◆ **Given instruction**:
Reproduce the data below, replacing every "chevron-down-icon" with "caret-down-icon" and leaving everything else unchanged. Leave the pictures out of the answer.

-- Begin Information provided --

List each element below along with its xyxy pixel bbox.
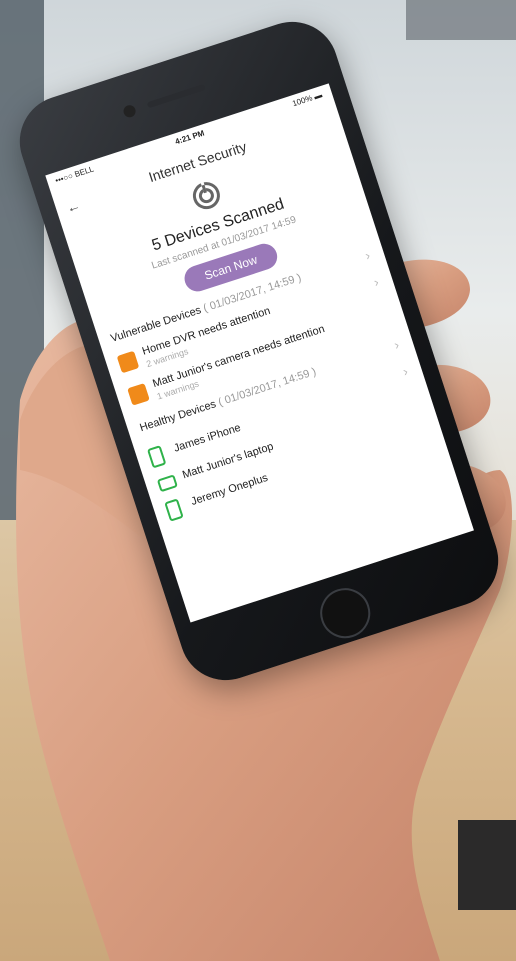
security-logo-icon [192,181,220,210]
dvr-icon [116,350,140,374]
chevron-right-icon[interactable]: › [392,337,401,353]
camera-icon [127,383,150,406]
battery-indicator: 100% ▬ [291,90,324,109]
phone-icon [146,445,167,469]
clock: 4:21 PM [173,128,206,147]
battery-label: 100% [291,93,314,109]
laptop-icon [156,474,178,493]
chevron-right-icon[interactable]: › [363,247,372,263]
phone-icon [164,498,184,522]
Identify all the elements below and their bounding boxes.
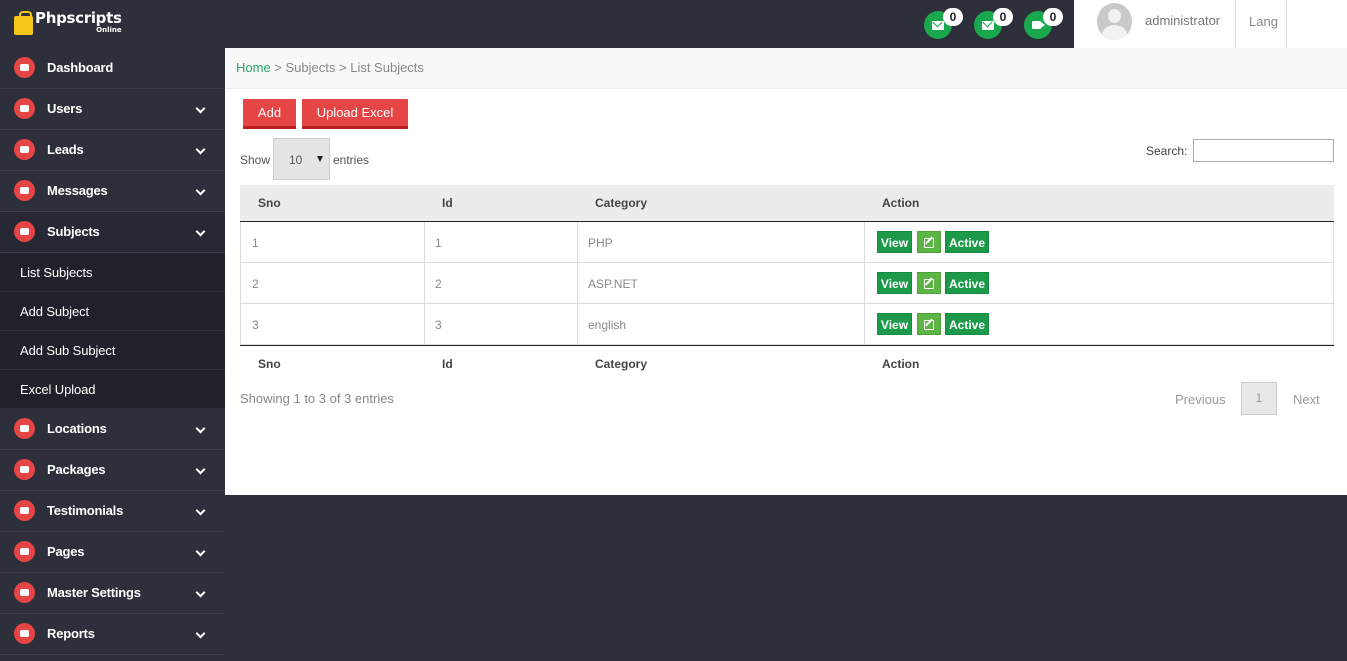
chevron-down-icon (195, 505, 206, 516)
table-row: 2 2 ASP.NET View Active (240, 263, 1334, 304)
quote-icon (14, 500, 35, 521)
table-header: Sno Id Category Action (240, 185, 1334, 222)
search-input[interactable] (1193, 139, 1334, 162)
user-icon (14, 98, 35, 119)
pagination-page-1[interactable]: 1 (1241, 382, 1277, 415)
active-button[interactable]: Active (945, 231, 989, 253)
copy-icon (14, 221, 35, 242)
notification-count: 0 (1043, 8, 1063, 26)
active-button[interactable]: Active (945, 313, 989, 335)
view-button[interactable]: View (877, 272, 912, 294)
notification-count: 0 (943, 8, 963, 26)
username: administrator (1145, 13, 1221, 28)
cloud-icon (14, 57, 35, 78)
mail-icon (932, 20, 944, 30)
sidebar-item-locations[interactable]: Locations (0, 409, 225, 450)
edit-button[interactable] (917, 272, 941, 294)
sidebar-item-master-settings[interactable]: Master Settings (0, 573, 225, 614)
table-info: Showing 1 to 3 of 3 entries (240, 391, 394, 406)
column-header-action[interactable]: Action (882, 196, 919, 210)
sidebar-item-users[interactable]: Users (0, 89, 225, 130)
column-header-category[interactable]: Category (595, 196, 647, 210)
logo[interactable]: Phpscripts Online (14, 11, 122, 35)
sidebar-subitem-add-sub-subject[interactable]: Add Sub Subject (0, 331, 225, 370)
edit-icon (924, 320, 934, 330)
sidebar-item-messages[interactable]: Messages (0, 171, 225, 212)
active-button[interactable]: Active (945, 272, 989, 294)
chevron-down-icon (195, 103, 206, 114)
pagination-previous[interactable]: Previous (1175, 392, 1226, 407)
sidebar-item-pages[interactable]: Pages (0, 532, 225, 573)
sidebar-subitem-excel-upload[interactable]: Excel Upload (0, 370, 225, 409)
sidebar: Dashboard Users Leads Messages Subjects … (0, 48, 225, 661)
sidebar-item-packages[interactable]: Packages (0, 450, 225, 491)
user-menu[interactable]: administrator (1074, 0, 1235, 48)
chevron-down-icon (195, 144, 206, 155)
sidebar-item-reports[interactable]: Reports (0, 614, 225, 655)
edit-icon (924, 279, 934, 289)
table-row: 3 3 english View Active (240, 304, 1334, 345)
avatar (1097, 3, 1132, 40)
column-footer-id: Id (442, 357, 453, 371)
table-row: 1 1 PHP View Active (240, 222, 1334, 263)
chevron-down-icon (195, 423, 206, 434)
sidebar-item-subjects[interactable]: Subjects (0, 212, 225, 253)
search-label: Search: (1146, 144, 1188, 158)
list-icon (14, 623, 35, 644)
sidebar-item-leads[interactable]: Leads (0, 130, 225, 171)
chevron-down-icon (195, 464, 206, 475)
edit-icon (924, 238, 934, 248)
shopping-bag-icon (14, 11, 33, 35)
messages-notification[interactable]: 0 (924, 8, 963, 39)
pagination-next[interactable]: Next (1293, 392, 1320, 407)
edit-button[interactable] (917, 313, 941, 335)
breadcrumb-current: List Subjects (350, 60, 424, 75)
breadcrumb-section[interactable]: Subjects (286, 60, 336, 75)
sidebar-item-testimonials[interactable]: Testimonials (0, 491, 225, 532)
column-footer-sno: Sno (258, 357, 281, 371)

-- End Information provided --

◆ **Answer in full**:
List each element below along with its xyxy pixel bbox.
security-logo-icon [192,181,220,210]
dvr-icon [116,350,140,374]
chevron-right-icon[interactable]: › [392,337,401,353]
camera-icon [127,383,150,406]
battery-indicator: 100% ▬ [291,90,324,109]
phone-icon [146,445,167,469]
clock: 4:21 PM [173,128,206,147]
battery-label: 100% [291,93,314,109]
laptop-icon [156,474,178,493]
chevron-right-icon[interactable]: › [363,247,372,263]
phone-icon [164,498,184,522]
Identify all the elements below and their bounding boxes.
caret-down-icon (195, 505, 206, 516)
table-row: 2 2 ASP.NET View Active (240, 263, 1334, 304)
quote-icon (14, 500, 35, 521)
table-header: Sno Id Category Action (240, 185, 1334, 222)
search-input[interactable] (1193, 139, 1334, 162)
user-icon (14, 98, 35, 119)
pagination-page-1[interactable]: 1 (1241, 382, 1277, 415)
active-button[interactable]: Active (945, 231, 989, 253)
copy-icon (14, 221, 35, 242)
notification-count: 0 (1043, 8, 1063, 26)
active-button[interactable]: Active (945, 313, 989, 335)
view-button[interactable]: View (877, 272, 912, 294)
notification-count: 0 (943, 8, 963, 26)
username: administrator (1145, 13, 1221, 28)
cloud-icon (14, 57, 35, 78)
mail-icon (932, 20, 944, 30)
sidebar-item-locations[interactable]: Locations (0, 409, 225, 450)
edit-button[interactable] (917, 272, 941, 294)
sidebar-item-master-settings[interactable]: Master Settings (0, 573, 225, 614)
table-info: Showing 1 to 3 of 3 entries (240, 391, 394, 406)
column-header-action[interactable]: Action (882, 196, 919, 210)
sidebar-item-users[interactable]: Users (0, 89, 225, 130)
column-header-category[interactable]: Category (595, 196, 647, 210)
logo[interactable]: Phpscripts Online (14, 11, 122, 35)
sidebar-subitem-add-sub-subject[interactable]: Add Sub Subject (0, 331, 225, 370)
edit-icon (924, 320, 934, 330)
sidebar-item-messages[interactable]: Messages (0, 171, 225, 212)
active-button[interactable]: Active (945, 272, 989, 294)
caret-down-icon (195, 103, 206, 114)
pagination-previous[interactable]: Previous (1175, 392, 1226, 407)
sidebar-item-pages[interactable]: Pages (0, 532, 225, 573)
sidebar-subitem-excel-upload[interactable]: Excel Upload (0, 370, 225, 409)
sidebar: Dashboard Users Leads Messages Subjects … (0, 48, 225, 661)
sidebar-item-packages[interactable]: Packages (0, 450, 225, 491)
user-menu[interactable]: administrator (1074, 0, 1235, 48)
caret-down-icon (195, 144, 206, 155)
sidebar-item-reports[interactable]: Reports (0, 614, 225, 655)
edit-icon (924, 279, 934, 289)
table-row: 3 3 english View Active (240, 304, 1334, 345)
avatar (1097, 3, 1132, 40)
column-footer-id: Id (442, 357, 453, 371)
table-row: 1 1 PHP View Active (240, 222, 1334, 263)
caret-down-icon (195, 423, 206, 434)
sidebar-item-subjects[interactable]: Subjects (0, 212, 225, 253)
search-label: Search: (1146, 144, 1188, 158)
list-icon (14, 623, 35, 644)
sidebar-item-leads[interactable]: Leads (0, 130, 225, 171)
caret-down-icon (195, 464, 206, 475)
edit-icon (924, 238, 934, 248)
shopping-bag-icon (14, 11, 33, 35)
messages-notification[interactable]: 0 (924, 8, 963, 39)
pagination-next[interactable]: Next (1293, 392, 1320, 407)
edit-button[interactable] (917, 313, 941, 335)
breadcrumb-current: List Subjects (350, 60, 424, 75)
breadcrumb-section[interactable]: Subjects (286, 60, 336, 75)
sidebar-item-testimonials[interactable]: Testimonials (0, 491, 225, 532)
column-footer-sno: Sno (258, 357, 281, 371)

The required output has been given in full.